START RECORDS

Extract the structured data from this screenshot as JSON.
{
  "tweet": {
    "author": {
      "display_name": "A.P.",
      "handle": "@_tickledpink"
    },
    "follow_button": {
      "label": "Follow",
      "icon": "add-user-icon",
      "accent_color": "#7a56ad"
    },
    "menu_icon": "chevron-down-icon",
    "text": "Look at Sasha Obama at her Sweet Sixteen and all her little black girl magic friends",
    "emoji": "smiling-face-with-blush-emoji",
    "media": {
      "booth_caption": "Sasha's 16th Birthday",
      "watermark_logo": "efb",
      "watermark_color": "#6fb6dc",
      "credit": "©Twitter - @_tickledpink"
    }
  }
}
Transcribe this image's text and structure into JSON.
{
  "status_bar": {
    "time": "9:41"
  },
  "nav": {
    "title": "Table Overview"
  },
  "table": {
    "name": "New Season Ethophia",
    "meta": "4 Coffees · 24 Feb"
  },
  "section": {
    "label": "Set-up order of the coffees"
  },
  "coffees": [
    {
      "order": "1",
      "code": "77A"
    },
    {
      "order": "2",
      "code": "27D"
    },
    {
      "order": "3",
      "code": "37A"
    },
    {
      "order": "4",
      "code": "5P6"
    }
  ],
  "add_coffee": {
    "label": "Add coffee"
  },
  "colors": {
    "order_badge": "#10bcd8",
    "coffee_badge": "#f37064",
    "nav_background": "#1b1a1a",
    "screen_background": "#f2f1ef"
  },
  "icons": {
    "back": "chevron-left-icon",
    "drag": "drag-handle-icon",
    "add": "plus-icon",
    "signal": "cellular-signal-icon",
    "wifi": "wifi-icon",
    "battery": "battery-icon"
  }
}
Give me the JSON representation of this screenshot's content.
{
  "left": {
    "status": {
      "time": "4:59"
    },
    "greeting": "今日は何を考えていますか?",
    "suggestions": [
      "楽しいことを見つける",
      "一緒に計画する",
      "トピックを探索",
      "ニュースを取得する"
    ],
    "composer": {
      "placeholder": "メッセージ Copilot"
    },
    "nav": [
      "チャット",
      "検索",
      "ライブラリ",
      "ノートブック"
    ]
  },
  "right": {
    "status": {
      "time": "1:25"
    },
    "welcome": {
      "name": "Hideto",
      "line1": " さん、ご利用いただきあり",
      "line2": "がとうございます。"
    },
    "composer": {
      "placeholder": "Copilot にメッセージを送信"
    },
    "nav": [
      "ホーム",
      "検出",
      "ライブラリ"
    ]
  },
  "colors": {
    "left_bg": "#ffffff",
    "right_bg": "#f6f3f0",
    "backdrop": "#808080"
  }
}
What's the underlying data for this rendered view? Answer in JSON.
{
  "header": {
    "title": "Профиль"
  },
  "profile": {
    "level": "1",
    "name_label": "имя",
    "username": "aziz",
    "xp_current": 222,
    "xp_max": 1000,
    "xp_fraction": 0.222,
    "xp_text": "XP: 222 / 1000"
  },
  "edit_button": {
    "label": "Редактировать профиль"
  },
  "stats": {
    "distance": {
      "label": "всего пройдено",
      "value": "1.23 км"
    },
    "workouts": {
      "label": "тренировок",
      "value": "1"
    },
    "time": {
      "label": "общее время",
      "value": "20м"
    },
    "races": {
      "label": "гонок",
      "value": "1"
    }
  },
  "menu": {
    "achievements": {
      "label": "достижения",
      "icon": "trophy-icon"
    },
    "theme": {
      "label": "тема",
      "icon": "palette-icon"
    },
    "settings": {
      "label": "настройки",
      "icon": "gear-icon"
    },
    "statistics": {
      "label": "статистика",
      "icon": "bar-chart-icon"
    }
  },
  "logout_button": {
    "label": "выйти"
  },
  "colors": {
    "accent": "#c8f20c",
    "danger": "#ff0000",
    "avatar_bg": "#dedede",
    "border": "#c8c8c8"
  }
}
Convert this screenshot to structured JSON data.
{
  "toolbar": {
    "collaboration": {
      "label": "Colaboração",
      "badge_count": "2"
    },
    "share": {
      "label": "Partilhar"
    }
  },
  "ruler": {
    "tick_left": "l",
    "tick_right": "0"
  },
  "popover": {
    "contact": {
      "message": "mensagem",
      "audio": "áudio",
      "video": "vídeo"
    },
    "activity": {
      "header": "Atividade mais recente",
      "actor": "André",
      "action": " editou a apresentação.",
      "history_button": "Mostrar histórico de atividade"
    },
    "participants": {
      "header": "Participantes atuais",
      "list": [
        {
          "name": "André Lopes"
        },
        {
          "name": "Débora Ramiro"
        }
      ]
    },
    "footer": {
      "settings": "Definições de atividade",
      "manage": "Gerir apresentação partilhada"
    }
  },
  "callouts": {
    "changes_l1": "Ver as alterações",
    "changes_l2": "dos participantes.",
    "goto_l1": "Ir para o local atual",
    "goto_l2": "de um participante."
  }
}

END RECORDS

* STATED EXERCISE *
In how many lines does the word "data" appear? Respond with the number alone.

* SOLUTION *
3